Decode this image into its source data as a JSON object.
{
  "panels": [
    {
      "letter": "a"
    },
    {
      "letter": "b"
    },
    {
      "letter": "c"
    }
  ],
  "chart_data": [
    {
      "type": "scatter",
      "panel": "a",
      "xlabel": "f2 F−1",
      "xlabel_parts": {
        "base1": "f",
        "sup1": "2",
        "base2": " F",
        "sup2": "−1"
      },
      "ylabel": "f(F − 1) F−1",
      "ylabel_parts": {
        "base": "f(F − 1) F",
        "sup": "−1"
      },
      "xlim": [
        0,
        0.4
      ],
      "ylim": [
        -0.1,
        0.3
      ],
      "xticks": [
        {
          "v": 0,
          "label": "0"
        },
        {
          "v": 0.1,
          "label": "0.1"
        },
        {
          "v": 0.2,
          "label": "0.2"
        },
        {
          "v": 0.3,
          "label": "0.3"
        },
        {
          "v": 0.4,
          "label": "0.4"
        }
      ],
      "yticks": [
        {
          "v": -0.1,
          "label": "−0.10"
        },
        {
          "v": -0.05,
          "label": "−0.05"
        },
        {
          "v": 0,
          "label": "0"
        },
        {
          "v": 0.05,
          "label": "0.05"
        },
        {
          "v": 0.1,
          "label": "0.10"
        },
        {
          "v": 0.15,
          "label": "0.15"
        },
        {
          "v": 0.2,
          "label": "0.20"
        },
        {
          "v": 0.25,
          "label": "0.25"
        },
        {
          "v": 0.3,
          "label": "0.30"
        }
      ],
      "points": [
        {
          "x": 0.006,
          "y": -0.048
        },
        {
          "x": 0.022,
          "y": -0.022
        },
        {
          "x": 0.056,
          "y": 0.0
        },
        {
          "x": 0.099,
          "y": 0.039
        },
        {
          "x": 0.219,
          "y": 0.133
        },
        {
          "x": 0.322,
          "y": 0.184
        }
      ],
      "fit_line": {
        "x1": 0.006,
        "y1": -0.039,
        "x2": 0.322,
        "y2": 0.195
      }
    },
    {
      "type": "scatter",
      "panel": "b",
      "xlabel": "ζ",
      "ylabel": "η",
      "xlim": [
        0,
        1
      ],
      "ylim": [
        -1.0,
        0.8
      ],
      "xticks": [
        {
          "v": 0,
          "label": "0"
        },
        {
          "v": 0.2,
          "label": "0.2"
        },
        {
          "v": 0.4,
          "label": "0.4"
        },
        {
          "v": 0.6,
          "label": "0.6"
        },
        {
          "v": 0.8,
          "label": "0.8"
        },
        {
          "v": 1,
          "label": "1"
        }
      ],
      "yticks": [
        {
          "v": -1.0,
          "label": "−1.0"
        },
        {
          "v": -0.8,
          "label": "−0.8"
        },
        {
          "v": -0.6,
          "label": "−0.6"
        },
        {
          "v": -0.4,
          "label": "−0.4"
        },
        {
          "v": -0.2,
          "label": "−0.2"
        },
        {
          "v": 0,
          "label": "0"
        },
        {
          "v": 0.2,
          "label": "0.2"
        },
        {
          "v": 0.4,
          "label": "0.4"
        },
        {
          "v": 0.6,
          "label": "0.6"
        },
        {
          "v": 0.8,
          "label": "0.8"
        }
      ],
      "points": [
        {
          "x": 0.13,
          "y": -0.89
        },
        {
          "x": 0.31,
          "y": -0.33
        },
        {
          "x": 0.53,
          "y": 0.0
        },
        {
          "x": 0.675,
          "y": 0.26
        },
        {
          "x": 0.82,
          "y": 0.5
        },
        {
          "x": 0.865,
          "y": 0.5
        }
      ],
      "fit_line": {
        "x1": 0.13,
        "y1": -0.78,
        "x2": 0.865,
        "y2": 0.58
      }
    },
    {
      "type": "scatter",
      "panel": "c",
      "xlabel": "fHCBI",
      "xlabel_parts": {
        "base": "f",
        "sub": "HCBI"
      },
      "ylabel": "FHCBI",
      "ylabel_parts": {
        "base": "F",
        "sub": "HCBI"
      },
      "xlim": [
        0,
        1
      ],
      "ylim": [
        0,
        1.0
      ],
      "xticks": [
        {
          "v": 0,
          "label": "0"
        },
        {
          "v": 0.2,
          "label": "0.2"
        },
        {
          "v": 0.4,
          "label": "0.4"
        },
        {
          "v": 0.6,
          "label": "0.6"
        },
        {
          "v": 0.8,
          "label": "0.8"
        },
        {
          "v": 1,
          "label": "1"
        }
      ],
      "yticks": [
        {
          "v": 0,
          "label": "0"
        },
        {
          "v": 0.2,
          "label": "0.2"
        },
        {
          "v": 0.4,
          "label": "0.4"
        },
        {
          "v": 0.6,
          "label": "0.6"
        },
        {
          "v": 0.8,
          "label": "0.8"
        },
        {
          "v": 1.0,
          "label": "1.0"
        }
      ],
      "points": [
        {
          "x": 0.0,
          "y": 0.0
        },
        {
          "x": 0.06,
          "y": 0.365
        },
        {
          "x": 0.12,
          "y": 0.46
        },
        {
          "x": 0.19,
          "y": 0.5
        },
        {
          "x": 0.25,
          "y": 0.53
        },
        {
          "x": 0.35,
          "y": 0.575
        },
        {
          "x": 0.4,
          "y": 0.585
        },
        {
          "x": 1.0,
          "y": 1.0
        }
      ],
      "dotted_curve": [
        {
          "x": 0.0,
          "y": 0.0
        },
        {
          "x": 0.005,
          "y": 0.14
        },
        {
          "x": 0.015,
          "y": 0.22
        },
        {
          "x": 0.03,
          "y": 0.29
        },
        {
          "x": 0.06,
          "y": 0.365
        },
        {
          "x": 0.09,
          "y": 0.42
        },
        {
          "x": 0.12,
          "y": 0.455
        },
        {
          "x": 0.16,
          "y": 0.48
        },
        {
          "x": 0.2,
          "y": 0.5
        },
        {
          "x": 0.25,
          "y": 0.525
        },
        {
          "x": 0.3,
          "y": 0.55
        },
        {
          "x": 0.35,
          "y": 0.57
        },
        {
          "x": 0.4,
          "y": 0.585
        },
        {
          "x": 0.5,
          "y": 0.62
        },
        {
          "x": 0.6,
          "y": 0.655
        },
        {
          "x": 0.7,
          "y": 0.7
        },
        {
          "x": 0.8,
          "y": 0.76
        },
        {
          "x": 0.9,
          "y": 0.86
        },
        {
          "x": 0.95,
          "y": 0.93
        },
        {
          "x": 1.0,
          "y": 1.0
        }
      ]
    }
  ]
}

# Description of the task
Print the records above exactly as they appear.

# Final result
Decode this image into its source data as a JSON object.
{
  "panels": [
    {
      "letter": "a"
    },
    {
      "letter": "b"
    },
    {
      "letter": "c"
    }
  ],
  "chart_data": [
    {
      "type": "scatter",
      "panel": "a",
      "xlabel": "f2 F−1",
      "xlabel_parts": {
        "base1": "f",
        "sup1": "2",
        "base2": " F",
        "sup2": "−1"
      },
      "ylabel": "f(F − 1) F−1",
      "ylabel_parts": {
        "base": "f(F − 1) F",
        "sup": "−1"
      },
      "xlim": [
        0,
        0.4
      ],
      "ylim": [
        -0.1,
        0.3
      ],
      "xticks": [
        {
          "v": 0,
          "label": "0"
        },
        {
          "v": 0.1,
          "label": "0.1"
        },
        {
          "v": 0.2,
          "label": "0.2"
        },
        {
          "v": 0.3,
          "label": "0.3"
        },
        {
          "v": 0.4,
          "label": "0.4"
        }
      ],
      "yticks": [
        {
          "v": -0.1,
          "label": "−0.10"
        },
        {
          "v": -0.05,
          "label": "−0.05"
        },
        {
          "v": 0,
          "label": "0"
        },
        {
          "v": 0.05,
          "label": "0.05"
        },
        {
          "v": 0.1,
          "label": "0.10"
        },
        {
          "v": 0.15,
          "label": "0.15"
        },
        {
          "v": 0.2,
          "label": "0.20"
        },
        {
          "v": 0.25,
          "label": "0.25"
        },
        {
          "v": 0.3,
          "label": "0.30"
        }
      ],
      "points": [
        {
          "x": 0.006,
          "y": -0.048
        },
        {
          "x": 0.022,
          "y": -0.022
        },
        {
          "x": 0.056,
          "y": 0.0
        },
        {
          "x": 0.099,
          "y": 0.039
        },
        {
          "x": 0.219,
          "y": 0.133
        },
        {
          "x": 0.322,
          "y": 0.184
        }
      ],
      "fit_line": {
        "x1": 0.006,
        "y1": -0.039,
        "x2": 0.322,
        "y2": 0.195
      }
    },
    {
      "type": "scatter",
      "panel": "b",
      "xlabel": "ζ",
      "ylabel": "η",
      "xlim": [
        0,
        1
      ],
      "ylim": [
        -1.0,
        0.8
      ],
      "xticks": [
        {
          "v": 0,
          "label": "0"
        },
        {
          "v": 0.2,
          "label": "0.2"
        },
        {
          "v": 0.4,
          "label": "0.4"
        },
        {
          "v": 0.6,
          "label": "0.6"
        },
        {
          "v": 0.8,
          "label": "0.8"
        },
        {
          "v": 1,
          "label": "1"
        }
      ],
      "yticks": [
        {
          "v": -1.0,
          "label": "−1.0"
        },
        {
          "v": -0.8,
          "label": "−0.8"
        },
        {
          "v": -0.6,
          "label": "−0.6"
        },
        {
          "v": -0.4,
          "label": "−0.4"
        },
        {
          "v": -0.2,
          "label": "−0.2"
        },
        {
          "v": 0,
          "label": "0"
        },
        {
          "v": 0.2,
          "label": "0.2"
        },
        {
          "v": 0.4,
          "label": "0.4"
        },
        {
          "v": 0.6,
          "label": "0.6"
        },
        {
          "v": 0.8,
          "label": "0.8"
        }
      ],
      "points": [
        {
          "x": 0.13,
          "y": -0.89
        },
        {
          "x": 0.31,
          "y": -0.33
        },
        {
          "x": 0.53,
          "y": 0.0
        },
        {
          "x": 0.675,
          "y": 0.26
        },
        {
          "x": 0.82,
          "y": 0.5
        },
        {
          "x": 0.865,
          "y": 0.5
        }
      ],
      "fit_line": {
        "x1": 0.13,
        "y1": -0.78,
        "x2": 0.865,
        "y2": 0.58
      }
    },
    {
      "type": "scatter",
      "panel": "c",
      "xlabel": "fHCBI",
      "xlabel_parts": {
        "base": "f",
        "sub": "HCBI"
      },
      "ylabel": "FHCBI",
      "ylabel_parts": {
        "base": "F",
        "sub": "HCBI"
      },
      "xlim": [
        0,
        1
      ],
      "ylim": [
        0,
        1.0
      ],
      "xticks": [
        {
          "v": 0,
          "label": "0"
        },
        {
          "v": 0.2,
          "label": "0.2"
        },
        {
          "v": 0.4,
          "label": "0.4"
        },
        {
          "v": 0.6,
          "label": "0.6"
        },
        {
          "v": 0.8,
          "label": "0.8"
        },
        {
          "v": 1,
          "label": "1"
        }
      ],
      "yticks": [
        {
          "v": 0,
          "label": "0"
        },
        {
          "v": 0.2,
          "label": "0.2"
        },
        {
          "v": 0.4,
          "label": "0.4"
        },
        {
          "v": 0.6,
          "label": "0.6"
        },
        {
          "v": 0.8,
          "label": "0.8"
        },
        {
          "v": 1.0,
          "label": "1.0"
        }
      ],
      "points": [
        {
          "x": 0.0,
          "y": 0.0
        },
        {
          "x": 0.06,
          "y": 0.365
        },
        {
          "x": 0.12,
          "y": 0.46
        },
        {
          "x": 0.19,
          "y": 0.5
        },
        {
          "x": 0.25,
          "y": 0.53
        },
        {
          "x": 0.35,
          "y": 0.575
        },
        {
          "x": 0.4,
          "y": 0.585
        },
        {
          "x": 1.0,
          "y": 1.0
        }
      ],
      "dotted_curve": [
        {
          "x": 0.0,
          "y": 0.0
        },
        {
          "x": 0.005,
          "y": 0.14
        },
        {
          "x": 0.015,
          "y": 0.22
        },
        {
          "x": 0.03,
          "y": 0.29
        },
        {
          "x": 0.06,
          "y": 0.365
        },
        {
          "x": 0.09,
          "y": 0.42
        },
        {
          "x": 0.12,
          "y": 0.455
        },
        {
          "x": 0.16,
          "y": 0.48
        },
        {
          "x": 0.2,
          "y": 0.5
        },
        {
          "x": 0.25,
          "y": 0.525
        },
        {
          "x": 0.3,
          "y": 0.55
        },
        {
          "x": 0.35,
          "y": 0.57
        },
        {
          "x": 0.4,
          "y": 0.585
        },
        {
          "x": 0.5,
          "y": 0.62
        },
        {
          "x": 0.6,
          "y": 0.655
        },
        {
          "x": 0.7,
          "y": 0.7
        },
        {
          "x": 0.8,
          "y": 0.76
        },
        {
          "x": 0.9,
          "y": 0.86
        },
        {
          "x": 0.95,
          "y": 0.93
        },
        {
          "x": 1.0,
          "y": 1.0
        }
      ]
    }
  ]
}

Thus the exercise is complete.